> WRITTEN EXERCISE
Work through the data below line by line and say how many lines hold "anti"; give only the number.

> MATERIAL PROVIDED
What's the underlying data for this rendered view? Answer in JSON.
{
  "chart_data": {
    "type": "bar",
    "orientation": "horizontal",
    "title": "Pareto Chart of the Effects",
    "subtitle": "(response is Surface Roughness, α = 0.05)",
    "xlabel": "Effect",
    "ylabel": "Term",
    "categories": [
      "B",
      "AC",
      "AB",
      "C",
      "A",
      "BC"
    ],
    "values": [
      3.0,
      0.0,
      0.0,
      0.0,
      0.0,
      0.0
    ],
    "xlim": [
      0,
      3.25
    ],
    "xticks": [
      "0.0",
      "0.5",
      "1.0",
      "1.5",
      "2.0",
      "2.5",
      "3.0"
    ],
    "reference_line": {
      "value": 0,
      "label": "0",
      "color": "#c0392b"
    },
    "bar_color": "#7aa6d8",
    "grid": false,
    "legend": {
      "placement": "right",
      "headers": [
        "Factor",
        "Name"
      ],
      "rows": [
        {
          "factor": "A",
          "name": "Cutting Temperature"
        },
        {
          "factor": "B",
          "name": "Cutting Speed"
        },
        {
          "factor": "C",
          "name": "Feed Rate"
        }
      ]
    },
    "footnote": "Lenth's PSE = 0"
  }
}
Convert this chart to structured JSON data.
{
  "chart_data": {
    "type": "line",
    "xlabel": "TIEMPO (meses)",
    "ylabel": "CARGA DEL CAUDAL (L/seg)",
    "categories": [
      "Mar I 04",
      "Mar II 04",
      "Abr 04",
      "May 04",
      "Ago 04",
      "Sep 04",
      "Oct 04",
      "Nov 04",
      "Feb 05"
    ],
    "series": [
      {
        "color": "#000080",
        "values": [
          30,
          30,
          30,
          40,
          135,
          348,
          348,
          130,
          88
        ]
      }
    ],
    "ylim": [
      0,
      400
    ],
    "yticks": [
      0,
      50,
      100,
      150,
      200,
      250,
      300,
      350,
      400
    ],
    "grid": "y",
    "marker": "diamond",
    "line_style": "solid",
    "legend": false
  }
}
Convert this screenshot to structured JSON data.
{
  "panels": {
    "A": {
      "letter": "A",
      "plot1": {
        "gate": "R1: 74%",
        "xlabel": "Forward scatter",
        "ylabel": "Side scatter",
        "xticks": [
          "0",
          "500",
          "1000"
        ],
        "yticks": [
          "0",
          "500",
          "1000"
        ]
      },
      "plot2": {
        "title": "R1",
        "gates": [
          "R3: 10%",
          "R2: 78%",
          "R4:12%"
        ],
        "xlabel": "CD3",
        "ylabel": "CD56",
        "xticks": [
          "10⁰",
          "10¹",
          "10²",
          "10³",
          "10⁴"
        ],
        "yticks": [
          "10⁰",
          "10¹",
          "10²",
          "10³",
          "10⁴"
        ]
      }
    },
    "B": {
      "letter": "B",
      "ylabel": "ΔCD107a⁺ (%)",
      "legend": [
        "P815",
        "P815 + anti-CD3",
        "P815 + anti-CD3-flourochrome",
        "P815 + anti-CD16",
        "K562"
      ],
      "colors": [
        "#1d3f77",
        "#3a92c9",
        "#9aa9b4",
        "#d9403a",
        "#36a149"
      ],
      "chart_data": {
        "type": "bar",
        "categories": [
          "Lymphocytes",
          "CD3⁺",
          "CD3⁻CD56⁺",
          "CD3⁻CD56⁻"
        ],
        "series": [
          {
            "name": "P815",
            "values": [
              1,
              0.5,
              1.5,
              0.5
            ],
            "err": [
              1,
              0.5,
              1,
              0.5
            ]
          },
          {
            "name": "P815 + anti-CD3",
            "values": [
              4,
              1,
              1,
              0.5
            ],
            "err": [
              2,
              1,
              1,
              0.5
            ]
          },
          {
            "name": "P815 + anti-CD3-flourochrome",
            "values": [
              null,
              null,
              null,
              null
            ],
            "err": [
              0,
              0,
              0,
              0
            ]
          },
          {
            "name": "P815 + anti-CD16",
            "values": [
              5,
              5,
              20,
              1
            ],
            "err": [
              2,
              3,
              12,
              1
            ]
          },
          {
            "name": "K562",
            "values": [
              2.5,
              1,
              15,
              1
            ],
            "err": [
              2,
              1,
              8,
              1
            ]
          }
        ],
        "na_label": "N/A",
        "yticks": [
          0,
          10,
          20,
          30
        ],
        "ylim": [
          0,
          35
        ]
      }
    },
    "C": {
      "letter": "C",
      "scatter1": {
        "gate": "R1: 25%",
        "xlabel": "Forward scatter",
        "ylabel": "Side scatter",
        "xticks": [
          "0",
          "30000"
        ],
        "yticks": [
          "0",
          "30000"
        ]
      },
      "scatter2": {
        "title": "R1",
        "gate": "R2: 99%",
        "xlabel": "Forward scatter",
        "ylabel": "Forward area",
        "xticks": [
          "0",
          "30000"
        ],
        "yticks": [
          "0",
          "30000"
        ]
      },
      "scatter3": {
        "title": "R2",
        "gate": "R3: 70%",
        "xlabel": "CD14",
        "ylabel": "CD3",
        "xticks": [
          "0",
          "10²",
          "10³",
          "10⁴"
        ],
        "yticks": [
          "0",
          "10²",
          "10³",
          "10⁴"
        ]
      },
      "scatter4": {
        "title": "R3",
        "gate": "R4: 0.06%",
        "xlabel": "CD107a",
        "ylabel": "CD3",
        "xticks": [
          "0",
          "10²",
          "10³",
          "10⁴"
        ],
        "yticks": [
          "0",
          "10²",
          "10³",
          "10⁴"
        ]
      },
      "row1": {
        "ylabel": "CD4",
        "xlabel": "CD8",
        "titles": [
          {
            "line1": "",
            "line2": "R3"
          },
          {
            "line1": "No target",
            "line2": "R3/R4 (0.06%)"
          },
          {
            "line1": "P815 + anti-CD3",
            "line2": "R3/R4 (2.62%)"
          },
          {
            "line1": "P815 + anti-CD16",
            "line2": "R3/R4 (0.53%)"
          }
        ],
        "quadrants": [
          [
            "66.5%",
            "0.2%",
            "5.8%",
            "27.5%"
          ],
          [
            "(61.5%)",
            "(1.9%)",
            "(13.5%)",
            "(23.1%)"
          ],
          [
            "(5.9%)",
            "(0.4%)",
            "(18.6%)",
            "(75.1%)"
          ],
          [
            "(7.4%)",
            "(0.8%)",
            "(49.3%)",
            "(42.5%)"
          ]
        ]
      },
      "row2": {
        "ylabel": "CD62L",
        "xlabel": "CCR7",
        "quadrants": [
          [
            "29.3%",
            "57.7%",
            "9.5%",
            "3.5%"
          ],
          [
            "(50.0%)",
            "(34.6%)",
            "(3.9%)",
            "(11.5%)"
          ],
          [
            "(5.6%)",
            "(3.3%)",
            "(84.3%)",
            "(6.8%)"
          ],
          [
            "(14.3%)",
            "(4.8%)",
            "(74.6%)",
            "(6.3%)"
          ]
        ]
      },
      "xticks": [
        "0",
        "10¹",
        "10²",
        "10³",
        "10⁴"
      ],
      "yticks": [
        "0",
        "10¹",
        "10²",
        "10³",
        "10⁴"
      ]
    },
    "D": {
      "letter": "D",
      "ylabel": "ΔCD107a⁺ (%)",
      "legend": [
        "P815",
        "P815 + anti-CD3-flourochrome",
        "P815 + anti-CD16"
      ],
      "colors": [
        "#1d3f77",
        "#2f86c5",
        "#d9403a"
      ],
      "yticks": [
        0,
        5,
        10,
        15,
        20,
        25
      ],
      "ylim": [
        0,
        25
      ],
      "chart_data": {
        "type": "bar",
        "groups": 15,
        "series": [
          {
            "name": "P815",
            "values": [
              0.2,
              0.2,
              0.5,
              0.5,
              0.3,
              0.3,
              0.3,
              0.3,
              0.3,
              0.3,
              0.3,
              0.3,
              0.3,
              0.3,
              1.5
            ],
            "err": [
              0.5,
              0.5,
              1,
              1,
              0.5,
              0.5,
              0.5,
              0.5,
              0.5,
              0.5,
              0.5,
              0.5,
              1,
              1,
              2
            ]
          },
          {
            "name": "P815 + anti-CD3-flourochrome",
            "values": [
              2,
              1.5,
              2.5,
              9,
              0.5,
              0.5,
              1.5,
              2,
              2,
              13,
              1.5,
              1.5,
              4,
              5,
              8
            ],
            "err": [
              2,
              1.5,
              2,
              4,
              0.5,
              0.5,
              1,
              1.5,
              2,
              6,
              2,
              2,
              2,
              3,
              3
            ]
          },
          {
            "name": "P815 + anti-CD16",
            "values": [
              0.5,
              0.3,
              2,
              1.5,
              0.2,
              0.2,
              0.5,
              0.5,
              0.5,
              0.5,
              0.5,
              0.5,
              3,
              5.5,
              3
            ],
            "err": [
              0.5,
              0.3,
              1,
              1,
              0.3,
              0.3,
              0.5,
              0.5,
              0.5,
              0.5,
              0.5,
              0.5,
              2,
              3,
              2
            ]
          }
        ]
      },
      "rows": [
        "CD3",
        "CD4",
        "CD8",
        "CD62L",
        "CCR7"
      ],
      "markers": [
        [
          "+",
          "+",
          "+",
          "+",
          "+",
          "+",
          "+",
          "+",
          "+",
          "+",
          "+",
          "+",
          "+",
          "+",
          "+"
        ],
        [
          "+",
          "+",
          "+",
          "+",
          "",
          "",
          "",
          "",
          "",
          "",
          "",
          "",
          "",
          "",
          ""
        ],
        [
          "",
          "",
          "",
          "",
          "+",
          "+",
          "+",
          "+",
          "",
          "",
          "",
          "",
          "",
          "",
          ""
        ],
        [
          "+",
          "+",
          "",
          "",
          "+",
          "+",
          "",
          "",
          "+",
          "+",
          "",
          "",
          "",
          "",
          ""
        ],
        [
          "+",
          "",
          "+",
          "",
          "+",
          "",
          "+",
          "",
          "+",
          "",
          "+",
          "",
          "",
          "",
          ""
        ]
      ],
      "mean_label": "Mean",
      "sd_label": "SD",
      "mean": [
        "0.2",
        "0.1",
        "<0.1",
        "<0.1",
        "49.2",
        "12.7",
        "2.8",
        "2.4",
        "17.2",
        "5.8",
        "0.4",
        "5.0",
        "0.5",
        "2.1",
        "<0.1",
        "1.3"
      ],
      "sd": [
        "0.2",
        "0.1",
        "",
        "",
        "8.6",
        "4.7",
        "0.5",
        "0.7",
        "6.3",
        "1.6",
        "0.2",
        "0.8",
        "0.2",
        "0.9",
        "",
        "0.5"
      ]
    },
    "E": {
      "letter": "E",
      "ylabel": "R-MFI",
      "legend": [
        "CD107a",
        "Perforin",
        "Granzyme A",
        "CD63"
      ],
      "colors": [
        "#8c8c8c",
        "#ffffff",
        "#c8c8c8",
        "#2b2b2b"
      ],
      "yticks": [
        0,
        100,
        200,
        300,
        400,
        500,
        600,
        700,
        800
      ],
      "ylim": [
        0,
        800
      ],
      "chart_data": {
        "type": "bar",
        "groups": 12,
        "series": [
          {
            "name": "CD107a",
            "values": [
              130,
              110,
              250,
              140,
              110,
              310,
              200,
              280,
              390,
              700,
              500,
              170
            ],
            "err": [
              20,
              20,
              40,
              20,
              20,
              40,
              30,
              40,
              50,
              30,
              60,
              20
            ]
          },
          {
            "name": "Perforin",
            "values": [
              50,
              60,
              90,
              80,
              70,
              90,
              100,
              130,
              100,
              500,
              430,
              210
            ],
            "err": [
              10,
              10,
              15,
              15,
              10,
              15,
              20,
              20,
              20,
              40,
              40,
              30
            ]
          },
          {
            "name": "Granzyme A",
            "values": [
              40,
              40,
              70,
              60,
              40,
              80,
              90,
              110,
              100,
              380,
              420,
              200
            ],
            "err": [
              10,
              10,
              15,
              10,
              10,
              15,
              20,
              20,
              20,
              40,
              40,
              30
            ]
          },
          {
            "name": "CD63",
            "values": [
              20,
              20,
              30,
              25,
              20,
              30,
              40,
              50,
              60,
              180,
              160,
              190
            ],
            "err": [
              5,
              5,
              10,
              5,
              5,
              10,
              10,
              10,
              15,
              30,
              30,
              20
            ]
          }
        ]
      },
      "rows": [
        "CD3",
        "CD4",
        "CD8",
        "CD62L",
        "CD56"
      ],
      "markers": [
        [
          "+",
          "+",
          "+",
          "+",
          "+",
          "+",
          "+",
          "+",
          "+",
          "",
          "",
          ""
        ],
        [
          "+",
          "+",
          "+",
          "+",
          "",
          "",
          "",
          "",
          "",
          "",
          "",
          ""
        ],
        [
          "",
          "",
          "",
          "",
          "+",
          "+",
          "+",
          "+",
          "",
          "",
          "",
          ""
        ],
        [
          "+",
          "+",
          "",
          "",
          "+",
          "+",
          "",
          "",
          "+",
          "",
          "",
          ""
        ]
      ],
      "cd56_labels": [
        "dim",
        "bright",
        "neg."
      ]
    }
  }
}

> RESPONSE BELOW
12